** What to do **
Collect each line of the items that contains the string "area", treating uppercase and lowercase as different.

(Items from a data source)
----

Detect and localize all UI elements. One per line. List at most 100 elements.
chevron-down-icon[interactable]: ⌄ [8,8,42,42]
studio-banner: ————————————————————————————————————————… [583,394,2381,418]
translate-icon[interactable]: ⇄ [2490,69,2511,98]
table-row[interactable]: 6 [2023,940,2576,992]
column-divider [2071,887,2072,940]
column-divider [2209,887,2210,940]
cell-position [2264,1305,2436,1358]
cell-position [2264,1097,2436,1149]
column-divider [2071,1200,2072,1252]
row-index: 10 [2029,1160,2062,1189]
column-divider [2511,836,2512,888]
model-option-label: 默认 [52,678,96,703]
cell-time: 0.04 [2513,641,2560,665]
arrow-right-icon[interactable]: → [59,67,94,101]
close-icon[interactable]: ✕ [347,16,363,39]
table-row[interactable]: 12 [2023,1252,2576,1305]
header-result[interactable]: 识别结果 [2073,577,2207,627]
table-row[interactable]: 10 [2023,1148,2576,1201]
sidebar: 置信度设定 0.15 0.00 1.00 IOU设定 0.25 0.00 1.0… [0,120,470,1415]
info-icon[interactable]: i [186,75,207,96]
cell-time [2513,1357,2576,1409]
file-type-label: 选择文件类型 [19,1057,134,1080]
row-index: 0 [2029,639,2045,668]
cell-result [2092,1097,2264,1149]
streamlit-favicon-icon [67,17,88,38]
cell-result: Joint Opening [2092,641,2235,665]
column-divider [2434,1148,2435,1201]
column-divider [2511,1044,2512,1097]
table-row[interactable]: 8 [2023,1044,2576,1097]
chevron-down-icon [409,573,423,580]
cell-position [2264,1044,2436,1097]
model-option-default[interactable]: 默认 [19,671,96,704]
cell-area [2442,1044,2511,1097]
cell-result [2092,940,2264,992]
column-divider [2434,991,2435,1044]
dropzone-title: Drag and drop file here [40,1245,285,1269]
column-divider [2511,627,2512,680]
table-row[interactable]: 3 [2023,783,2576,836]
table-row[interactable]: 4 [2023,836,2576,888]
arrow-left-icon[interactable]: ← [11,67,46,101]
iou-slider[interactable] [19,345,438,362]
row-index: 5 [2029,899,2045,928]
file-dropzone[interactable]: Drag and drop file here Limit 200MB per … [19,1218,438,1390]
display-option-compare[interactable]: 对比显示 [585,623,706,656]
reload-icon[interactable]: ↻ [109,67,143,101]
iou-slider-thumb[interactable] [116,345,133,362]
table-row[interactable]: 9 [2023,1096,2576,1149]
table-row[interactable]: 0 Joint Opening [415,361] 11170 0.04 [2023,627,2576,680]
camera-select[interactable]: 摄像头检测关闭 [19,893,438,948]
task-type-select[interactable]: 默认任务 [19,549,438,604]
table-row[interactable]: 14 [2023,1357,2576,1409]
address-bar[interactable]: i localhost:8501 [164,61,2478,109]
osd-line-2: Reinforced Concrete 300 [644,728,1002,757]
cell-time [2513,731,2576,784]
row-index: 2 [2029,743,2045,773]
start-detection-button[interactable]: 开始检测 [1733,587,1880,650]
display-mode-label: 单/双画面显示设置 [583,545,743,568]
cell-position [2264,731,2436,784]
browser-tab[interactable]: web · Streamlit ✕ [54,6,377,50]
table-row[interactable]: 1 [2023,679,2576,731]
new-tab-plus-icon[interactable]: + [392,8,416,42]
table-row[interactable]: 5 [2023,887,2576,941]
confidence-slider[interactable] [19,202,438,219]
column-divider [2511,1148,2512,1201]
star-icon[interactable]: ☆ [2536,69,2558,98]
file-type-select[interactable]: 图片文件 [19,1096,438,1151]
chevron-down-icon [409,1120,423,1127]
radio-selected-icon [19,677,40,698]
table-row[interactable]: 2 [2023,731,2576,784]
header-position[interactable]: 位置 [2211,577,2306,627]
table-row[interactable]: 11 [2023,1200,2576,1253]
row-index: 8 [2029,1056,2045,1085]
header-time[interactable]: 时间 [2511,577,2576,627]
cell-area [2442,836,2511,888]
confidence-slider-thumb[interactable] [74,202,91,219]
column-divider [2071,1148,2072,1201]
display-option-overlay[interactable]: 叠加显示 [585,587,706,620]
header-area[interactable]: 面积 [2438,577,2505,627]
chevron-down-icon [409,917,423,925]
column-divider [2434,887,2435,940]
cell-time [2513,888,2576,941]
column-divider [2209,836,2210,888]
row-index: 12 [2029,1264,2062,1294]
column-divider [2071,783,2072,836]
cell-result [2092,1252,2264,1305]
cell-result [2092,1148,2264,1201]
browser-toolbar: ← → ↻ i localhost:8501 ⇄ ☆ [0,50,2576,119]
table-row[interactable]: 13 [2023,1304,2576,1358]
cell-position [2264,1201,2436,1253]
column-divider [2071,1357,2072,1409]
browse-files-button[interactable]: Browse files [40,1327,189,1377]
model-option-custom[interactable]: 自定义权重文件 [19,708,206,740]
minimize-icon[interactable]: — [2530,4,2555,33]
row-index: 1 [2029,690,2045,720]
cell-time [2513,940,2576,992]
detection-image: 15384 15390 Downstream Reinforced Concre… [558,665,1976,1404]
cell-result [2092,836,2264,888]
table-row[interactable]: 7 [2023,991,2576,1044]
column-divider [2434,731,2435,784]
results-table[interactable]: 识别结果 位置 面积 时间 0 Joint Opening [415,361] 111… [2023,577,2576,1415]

----

** Solution to this exercise **
cell-area [2442,1044,2511,1097]
cell-area [2442,836,2511,888]
header-area[interactable]: 面积 [2438,577,2505,627]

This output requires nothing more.